• Instructions for the task:
Please set down every entry below exactly as given.

──────────

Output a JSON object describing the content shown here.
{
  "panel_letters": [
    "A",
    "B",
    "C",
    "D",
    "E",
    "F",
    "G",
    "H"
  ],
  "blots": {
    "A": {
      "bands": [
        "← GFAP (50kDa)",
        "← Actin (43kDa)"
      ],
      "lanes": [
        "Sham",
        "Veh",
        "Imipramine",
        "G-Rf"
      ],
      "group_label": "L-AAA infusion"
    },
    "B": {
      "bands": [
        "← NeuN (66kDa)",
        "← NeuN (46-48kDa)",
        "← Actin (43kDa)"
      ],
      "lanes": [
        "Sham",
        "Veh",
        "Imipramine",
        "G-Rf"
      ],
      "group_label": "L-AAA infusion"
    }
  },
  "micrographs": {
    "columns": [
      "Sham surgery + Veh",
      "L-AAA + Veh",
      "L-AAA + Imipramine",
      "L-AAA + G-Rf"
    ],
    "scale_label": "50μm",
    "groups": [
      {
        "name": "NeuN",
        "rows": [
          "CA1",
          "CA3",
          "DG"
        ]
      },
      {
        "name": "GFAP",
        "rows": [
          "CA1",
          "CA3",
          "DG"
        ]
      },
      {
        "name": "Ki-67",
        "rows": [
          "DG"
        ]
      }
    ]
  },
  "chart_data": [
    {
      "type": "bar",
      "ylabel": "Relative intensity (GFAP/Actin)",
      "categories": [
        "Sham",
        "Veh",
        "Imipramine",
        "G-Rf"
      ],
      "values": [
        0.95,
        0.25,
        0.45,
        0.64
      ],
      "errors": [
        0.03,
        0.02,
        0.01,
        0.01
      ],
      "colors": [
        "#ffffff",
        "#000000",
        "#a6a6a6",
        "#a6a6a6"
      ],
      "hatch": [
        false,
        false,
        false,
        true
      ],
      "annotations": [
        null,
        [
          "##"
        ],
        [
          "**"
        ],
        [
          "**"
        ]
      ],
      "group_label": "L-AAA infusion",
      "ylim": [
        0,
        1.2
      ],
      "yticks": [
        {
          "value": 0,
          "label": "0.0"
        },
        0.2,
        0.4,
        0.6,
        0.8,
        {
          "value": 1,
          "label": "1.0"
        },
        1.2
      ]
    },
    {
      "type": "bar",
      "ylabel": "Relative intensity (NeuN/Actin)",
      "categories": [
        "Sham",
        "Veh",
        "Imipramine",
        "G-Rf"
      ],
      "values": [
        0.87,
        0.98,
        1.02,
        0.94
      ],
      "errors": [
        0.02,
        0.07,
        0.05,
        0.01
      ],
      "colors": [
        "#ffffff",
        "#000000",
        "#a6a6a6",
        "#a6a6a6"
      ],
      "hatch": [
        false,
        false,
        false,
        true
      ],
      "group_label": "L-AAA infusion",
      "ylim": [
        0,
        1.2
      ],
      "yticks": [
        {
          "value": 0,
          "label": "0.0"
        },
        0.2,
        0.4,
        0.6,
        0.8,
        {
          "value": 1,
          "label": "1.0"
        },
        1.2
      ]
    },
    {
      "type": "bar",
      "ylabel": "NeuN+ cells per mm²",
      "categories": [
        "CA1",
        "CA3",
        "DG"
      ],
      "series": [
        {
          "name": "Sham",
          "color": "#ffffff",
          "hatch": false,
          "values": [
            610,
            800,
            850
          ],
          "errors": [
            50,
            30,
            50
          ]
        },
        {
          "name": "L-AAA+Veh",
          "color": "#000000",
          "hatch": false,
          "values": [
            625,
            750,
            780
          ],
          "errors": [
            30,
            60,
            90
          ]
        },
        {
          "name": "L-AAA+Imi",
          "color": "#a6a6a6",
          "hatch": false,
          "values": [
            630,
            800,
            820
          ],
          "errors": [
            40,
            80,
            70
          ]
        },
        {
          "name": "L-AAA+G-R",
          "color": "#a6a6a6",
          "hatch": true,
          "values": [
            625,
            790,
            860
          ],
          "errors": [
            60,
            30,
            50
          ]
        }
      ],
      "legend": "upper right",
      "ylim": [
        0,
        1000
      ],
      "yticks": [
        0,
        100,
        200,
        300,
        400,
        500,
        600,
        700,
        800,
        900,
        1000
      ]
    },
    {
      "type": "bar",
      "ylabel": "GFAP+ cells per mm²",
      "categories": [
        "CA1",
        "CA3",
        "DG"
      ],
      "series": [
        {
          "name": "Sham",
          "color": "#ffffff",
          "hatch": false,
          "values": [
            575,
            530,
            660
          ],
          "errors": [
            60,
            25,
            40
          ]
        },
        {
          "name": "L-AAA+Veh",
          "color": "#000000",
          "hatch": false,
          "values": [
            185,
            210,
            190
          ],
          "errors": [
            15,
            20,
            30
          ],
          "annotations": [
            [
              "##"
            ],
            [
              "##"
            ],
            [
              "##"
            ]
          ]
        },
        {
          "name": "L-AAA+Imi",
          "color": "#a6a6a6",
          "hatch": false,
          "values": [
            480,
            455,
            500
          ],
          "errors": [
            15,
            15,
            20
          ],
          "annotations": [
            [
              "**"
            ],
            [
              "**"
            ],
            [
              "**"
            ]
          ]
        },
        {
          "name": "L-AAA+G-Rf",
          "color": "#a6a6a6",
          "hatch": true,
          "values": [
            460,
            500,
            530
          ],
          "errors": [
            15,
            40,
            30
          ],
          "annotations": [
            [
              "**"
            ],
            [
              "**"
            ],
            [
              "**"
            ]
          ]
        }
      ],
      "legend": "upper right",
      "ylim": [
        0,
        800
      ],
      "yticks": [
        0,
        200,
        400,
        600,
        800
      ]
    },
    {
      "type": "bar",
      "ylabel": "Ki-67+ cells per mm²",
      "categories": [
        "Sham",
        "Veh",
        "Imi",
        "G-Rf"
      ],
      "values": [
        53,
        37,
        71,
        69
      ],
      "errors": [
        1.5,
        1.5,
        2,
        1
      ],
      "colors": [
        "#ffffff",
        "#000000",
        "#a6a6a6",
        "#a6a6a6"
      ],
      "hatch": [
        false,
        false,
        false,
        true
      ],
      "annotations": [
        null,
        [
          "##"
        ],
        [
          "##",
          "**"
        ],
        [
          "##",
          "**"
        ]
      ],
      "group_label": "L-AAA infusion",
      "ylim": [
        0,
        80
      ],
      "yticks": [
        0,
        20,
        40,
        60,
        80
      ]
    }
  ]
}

──────────

• Answer box:
Output a JSON object describing the content shown here.
{
  "panel_letters": [
    "A",
    "B",
    "C",
    "D",
    "E",
    "F",
    "G",
    "H"
  ],
  "blots": {
    "A": {
      "bands": [
        "← GFAP (50kDa)",
        "← Actin (43kDa)"
      ],
      "lanes": [
        "Sham",
        "Veh",
        "Imipramine",
        "G-Rf"
      ],
      "group_label": "L-AAA infusion"
    },
    "B": {
      "bands": [
        "← NeuN (66kDa)",
        "← NeuN (46-48kDa)",
        "← Actin (43kDa)"
      ],
      "lanes": [
        "Sham",
        "Veh",
        "Imipramine",
        "G-Rf"
      ],
      "group_label": "L-AAA infusion"
    }
  },
  "micrographs": {
    "columns": [
      "Sham surgery + Veh",
      "L-AAA + Veh",
      "L-AAA + Imipramine",
      "L-AAA + G-Rf"
    ],
    "scale_label": "50μm",
    "groups": [
      {
        "name": "NeuN",
        "rows": [
          "CA1",
          "CA3",
          "DG"
        ]
      },
      {
        "name": "GFAP",
        "rows": [
          "CA1",
          "CA3",
          "DG"
        ]
      },
      {
        "name": "Ki-67",
        "rows": [
          "DG"
        ]
      }
    ]
  },
  "chart_data": [
    {
      "type": "bar",
      "ylabel": "Relative intensity (GFAP/Actin)",
      "categories": [
        "Sham",
        "Veh",
        "Imipramine",
        "G-Rf"
      ],
      "values": [
        0.95,
        0.25,
        0.45,
        0.64
      ],
      "errors": [
        0.03,
        0.02,
        0.01,
        0.01
      ],
      "colors": [
        "#ffffff",
        "#000000",
        "#a6a6a6",
        "#a6a6a6"
      ],
      "hatch": [
        false,
        false,
        false,
        true
      ],
      "annotations": [
        null,
        [
          "##"
        ],
        [
          "**"
        ],
        [
          "**"
        ]
      ],
      "group_label": "L-AAA infusion",
      "ylim": [
        0,
        1.2
      ],
      "yticks": [
        {
          "value": 0,
          "label": "0.0"
        },
        0.2,
        0.4,
        0.6,
        0.8,
        {
          "value": 1,
          "label": "1.0"
        },
        1.2
      ]
    },
    {
      "type": "bar",
      "ylabel": "Relative intensity (NeuN/Actin)",
      "categories": [
        "Sham",
        "Veh",
        "Imipramine",
        "G-Rf"
      ],
      "values": [
        0.87,
        0.98,
        1.02,
        0.94
      ],
      "errors": [
        0.02,
        0.07,
        0.05,
        0.01
      ],
      "colors": [
        "#ffffff",
        "#000000",
        "#a6a6a6",
        "#a6a6a6"
      ],
      "hatch": [
        false,
        false,
        false,
        true
      ],
      "group_label": "L-AAA infusion",
      "ylim": [
        0,
        1.2
      ],
      "yticks": [
        {
          "value": 0,
          "label": "0.0"
        },
        0.2,
        0.4,
        0.6,
        0.8,
        {
          "value": 1,
          "label": "1.0"
        },
        1.2
      ]
    },
    {
      "type": "bar",
      "ylabel": "NeuN+ cells per mm²",
      "categories": [
        "CA1",
        "CA3",
        "DG"
      ],
      "series": [
        {
          "name": "Sham",
          "color": "#ffffff",
          "hatch": false,
          "values": [
            610,
            800,
            850
          ],
          "errors": [
            50,
            30,
            50
          ]
        },
        {
          "name": "L-AAA+Veh",
          "color": "#000000",
          "hatch": false,
          "values": [
            625,
            750,
            780
          ],
          "errors": [
            30,
            60,
            90
          ]
        },
        {
          "name": "L-AAA+Imi",
          "color": "#a6a6a6",
          "hatch": false,
          "values": [
            630,
            800,
            820
          ],
          "errors": [
            40,
            80,
            70
          ]
        },
        {
          "name": "L-AAA+G-R",
          "color": "#a6a6a6",
          "hatch": true,
          "values": [
            625,
            790,
            860
          ],
          "errors": [
            60,
            30,
            50
          ]
        }
      ],
      "legend": "upper right",
      "ylim": [
        0,
        1000
      ],
      "yticks": [
        0,
        100,
        200,
        300,
        400,
        500,
        600,
        700,
        800,
        900,
        1000
      ]
    },
    {
      "type": "bar",
      "ylabel": "GFAP+ cells per mm²",
      "categories": [
        "CA1",
        "CA3",
        "DG"
      ],
      "series": [
        {
          "name": "Sham",
          "color": "#ffffff",
          "hatch": false,
          "values": [
            575,
            530,
            660
          ],
          "errors": [
            60,
            25,
            40
          ]
        },
        {
          "name": "L-AAA+Veh",
          "color": "#000000",
          "hatch": false,
          "values": [
            185,
            210,
            190
          ],
          "errors": [
            15,
            20,
            30
          ],
          "annotations": [
            [
              "##"
            ],
            [
              "##"
            ],
            [
              "##"
            ]
          ]
        },
        {
          "name": "L-AAA+Imi",
          "color": "#a6a6a6",
          "hatch": false,
          "values": [
            480,
            455,
            500
          ],
          "errors": [
            15,
            15,
            20
          ],
          "annotations": [
            [
              "**"
            ],
            [
              "**"
            ],
            [
              "**"
            ]
          ]
        },
        {
          "name": "L-AAA+G-Rf",
          "color": "#a6a6a6",
          "hatch": true,
          "values": [
            460,
            500,
            530
          ],
          "errors": [
            15,
            40,
            30
          ],
          "annotations": [
            [
              "**"
            ],
            [
              "**"
            ],
            [
              "**"
            ]
          ]
        }
      ],
      "legend": "upper right",
      "ylim": [
        0,
        800
      ],
      "yticks": [
        0,
        200,
        400,
        600,
        800
      ]
    },
    {
      "type": "bar",
      "ylabel": "Ki-67+ cells per mm²",
      "categories": [
        "Sham",
        "Veh",
        "Imi",
        "G-Rf"
      ],
      "values": [
        53,
        37,
        71,
        69
      ],
      "errors": [
        1.5,
        1.5,
        2,
        1
      ],
      "colors": [
        "#ffffff",
        "#000000",
        "#a6a6a6",
        "#a6a6a6"
      ],
      "hatch": [
        false,
        false,
        false,
        true
      ],
      "annotations": [
        null,
        [
          "##"
        ],
        [
          "##",
          "**"
        ],
        [
          "##",
          "**"
        ]
      ],
      "group_label": "L-AAA infusion",
      "ylim": [
        0,
        80
      ],
      "yticks": [
        0,
        20,
        40,
        60,
        80
      ]
    }
  ]
}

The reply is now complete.